*Extracted information:*
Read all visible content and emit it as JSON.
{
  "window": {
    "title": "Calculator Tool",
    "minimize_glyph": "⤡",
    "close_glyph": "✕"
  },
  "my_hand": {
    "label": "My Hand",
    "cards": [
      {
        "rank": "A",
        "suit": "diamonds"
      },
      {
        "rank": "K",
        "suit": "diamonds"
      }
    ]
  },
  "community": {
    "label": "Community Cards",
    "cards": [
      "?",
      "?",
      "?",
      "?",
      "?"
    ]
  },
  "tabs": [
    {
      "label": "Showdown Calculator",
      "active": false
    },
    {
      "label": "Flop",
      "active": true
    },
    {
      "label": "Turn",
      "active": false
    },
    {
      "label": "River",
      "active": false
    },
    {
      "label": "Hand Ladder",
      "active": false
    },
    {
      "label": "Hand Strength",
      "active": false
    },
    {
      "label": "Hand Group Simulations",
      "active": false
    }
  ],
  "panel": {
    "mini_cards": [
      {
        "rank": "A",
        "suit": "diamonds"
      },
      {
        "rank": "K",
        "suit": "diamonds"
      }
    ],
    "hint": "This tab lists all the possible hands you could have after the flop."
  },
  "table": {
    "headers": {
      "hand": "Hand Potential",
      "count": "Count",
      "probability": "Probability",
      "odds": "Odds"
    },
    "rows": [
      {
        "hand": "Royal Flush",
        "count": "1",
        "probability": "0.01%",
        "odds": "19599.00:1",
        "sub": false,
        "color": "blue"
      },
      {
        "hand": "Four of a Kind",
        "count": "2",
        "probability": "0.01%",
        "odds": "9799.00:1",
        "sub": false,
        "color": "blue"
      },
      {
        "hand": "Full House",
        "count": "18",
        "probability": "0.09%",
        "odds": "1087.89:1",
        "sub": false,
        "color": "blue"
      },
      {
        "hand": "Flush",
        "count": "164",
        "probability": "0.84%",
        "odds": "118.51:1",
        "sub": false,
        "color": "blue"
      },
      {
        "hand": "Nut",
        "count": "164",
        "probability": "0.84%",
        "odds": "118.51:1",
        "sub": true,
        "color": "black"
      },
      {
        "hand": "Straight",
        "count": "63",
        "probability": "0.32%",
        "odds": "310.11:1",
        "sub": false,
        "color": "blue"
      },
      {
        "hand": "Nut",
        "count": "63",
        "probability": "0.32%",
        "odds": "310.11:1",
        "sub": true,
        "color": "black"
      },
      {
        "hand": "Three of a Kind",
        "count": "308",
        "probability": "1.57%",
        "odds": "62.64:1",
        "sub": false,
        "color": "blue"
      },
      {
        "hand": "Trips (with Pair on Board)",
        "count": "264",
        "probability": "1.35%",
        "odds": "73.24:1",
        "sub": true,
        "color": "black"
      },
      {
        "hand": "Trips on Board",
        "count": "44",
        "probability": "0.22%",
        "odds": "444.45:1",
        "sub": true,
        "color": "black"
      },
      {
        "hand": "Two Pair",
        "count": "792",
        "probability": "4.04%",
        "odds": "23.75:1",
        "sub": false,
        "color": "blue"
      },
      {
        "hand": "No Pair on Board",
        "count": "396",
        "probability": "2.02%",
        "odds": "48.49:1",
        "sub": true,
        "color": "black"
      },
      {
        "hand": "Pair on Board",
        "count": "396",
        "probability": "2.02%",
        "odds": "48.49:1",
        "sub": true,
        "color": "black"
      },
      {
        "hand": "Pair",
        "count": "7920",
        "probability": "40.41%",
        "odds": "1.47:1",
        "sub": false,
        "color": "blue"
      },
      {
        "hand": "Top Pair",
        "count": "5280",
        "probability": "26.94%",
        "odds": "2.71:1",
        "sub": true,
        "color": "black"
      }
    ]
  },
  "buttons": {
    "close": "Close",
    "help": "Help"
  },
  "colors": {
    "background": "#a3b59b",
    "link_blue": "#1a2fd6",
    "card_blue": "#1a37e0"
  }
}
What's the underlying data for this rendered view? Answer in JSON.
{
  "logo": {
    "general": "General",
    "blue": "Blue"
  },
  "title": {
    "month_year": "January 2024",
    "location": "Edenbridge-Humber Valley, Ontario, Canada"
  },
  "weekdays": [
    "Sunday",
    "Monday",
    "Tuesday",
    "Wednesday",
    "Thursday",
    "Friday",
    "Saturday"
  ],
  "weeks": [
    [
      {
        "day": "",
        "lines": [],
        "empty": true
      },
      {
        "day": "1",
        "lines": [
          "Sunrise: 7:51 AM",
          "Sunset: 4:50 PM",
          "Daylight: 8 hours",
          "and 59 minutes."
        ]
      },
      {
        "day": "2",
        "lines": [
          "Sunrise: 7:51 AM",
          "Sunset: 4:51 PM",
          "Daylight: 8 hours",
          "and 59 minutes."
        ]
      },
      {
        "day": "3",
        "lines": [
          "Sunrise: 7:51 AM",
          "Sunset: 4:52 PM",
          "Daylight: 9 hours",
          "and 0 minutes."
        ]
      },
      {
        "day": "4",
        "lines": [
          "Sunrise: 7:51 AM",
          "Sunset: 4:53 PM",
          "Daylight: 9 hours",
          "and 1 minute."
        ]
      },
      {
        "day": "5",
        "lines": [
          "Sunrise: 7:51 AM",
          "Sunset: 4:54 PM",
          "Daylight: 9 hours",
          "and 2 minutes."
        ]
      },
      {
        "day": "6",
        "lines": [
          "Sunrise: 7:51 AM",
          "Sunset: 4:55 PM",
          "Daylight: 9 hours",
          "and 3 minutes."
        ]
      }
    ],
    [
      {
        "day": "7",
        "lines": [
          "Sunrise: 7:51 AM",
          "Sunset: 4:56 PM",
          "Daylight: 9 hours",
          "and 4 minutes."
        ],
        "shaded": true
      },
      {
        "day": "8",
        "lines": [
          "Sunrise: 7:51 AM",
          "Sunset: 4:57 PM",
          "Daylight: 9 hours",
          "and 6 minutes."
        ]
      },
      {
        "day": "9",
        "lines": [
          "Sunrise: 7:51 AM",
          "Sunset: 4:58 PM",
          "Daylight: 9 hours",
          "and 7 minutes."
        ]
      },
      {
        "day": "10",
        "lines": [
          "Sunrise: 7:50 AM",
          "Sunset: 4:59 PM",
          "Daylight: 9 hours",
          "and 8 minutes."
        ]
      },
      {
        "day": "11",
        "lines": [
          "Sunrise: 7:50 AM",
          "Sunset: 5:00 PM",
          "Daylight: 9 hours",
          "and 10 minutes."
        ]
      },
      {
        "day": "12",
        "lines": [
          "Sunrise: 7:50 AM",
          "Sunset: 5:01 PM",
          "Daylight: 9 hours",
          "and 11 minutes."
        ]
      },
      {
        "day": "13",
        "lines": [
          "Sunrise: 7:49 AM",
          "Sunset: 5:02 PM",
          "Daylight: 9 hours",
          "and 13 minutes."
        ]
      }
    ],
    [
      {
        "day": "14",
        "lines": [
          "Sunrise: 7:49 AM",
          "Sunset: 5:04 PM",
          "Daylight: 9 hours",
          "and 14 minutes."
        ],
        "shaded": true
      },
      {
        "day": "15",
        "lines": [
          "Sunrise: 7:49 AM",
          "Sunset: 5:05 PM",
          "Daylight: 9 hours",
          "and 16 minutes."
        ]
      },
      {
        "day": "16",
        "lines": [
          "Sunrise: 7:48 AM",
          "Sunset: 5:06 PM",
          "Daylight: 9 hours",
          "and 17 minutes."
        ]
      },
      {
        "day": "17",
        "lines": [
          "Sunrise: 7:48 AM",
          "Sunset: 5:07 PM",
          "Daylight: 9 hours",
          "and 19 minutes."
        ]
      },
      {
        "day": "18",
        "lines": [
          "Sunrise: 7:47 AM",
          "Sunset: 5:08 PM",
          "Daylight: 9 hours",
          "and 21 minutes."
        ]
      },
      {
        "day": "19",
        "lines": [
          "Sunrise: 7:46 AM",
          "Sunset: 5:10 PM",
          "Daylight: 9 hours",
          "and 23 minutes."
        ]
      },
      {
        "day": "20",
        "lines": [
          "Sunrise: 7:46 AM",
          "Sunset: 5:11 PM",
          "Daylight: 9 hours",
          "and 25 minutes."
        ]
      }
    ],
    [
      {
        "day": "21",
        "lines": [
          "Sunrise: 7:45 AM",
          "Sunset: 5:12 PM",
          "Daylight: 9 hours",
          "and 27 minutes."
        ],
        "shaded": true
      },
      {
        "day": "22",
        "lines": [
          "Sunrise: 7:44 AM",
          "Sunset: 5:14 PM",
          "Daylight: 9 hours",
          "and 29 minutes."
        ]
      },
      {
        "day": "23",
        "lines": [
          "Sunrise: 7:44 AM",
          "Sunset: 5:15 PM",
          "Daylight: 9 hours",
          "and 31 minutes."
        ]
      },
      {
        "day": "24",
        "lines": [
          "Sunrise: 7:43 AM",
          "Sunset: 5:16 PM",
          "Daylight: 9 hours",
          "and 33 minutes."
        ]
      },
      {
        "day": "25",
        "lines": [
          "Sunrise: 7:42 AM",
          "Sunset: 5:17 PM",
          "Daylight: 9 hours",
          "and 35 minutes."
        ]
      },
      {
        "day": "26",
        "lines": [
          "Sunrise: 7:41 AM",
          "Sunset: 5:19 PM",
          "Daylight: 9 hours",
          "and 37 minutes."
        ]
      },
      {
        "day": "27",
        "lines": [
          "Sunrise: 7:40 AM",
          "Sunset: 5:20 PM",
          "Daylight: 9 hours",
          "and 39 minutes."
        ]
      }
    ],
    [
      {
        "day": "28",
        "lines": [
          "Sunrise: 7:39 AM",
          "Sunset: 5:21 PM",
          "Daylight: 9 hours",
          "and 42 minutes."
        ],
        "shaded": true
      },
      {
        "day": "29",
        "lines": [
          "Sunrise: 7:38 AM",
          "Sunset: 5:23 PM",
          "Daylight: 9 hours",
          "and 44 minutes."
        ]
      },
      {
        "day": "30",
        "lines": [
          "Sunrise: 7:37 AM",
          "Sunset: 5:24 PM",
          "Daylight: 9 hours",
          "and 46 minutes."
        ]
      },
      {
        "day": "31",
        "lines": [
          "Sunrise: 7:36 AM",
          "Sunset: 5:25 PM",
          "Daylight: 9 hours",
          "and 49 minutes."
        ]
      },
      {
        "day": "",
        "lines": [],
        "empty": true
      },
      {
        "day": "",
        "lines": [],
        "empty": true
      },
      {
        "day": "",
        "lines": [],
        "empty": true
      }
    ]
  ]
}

*Task brief:* Leave out every line without the string "Calculator" and copy the rest.

*Answer to the task:*
    "title": "Calculator Tool",
      "label": "Showdown Calculator",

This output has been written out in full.